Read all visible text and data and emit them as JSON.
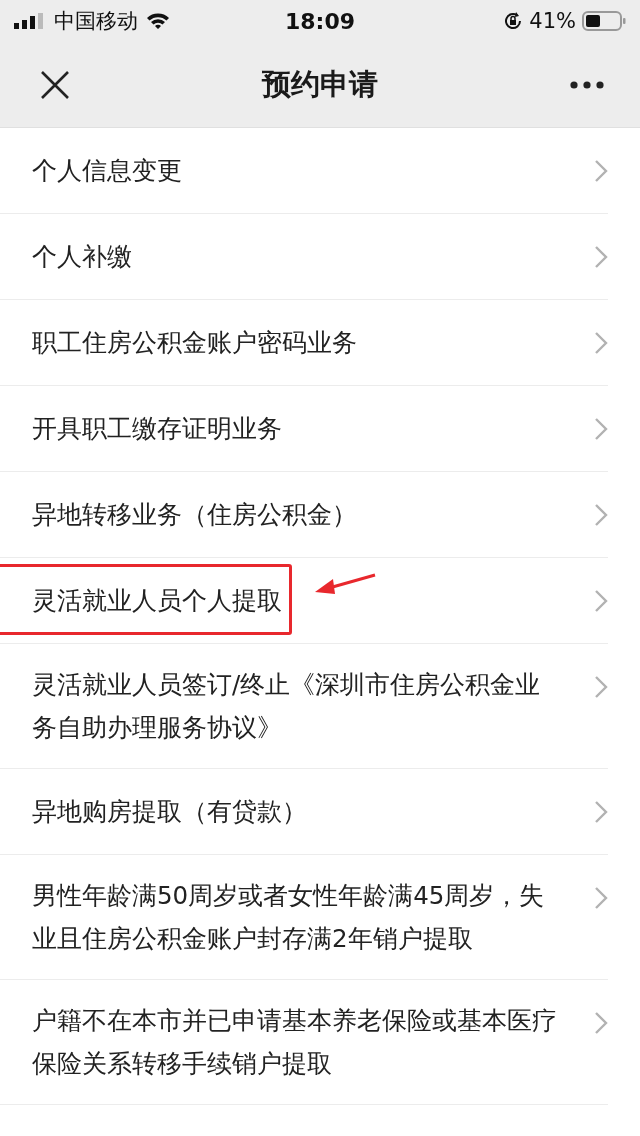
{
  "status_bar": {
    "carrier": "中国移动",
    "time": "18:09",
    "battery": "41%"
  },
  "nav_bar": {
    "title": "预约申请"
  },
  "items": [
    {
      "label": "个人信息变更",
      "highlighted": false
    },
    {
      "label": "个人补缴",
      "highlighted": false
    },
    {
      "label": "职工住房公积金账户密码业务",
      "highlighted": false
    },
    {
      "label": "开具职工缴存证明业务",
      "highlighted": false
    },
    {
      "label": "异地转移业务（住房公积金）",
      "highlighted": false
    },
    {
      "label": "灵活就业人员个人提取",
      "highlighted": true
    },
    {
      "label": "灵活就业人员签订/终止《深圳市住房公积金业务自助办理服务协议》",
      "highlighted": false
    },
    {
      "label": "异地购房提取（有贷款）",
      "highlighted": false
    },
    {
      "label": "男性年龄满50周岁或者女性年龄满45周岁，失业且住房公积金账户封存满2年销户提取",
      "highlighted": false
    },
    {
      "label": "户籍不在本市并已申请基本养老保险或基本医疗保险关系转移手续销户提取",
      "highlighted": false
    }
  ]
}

Required work:
Omit the images and transcribe all of the records above word for word.

The completed task:
Read all visible text and data and emit them as JSON.
{
  "status_bar": {
    "carrier": "中国移动",
    "time": "18:09",
    "battery": "41%"
  },
  "nav_bar": {
    "title": "预约申请"
  },
  "items": [
    {
      "label": "个人信息变更",
      "highlighted": false
    },
    {
      "label": "个人补缴",
      "highlighted": false
    },
    {
      "label": "职工住房公积金账户密码业务",
      "highlighted": false
    },
    {
      "label": "开具职工缴存证明业务",
      "highlighted": false
    },
    {
      "label": "异地转移业务（住房公积金）",
      "highlighted": false
    },
    {
      "label": "灵活就业人员个人提取",
      "highlighted": true
    },
    {
      "label": "灵活就业人员签订/终止《深圳市住房公积金业务自助办理服务协议》",
      "highlighted": false
    },
    {
      "label": "异地购房提取（有贷款）",
      "highlighted": false
    },
    {
      "label": "男性年龄满50周岁或者女性年龄满45周岁，失业且住房公积金账户封存满2年销户提取",
      "highlighted": false
    },
    {
      "label": "户籍不在本市并已申请基本养老保险或基本医疗保险关系转移手续销户提取",
      "highlighted": false
    }
  ]
}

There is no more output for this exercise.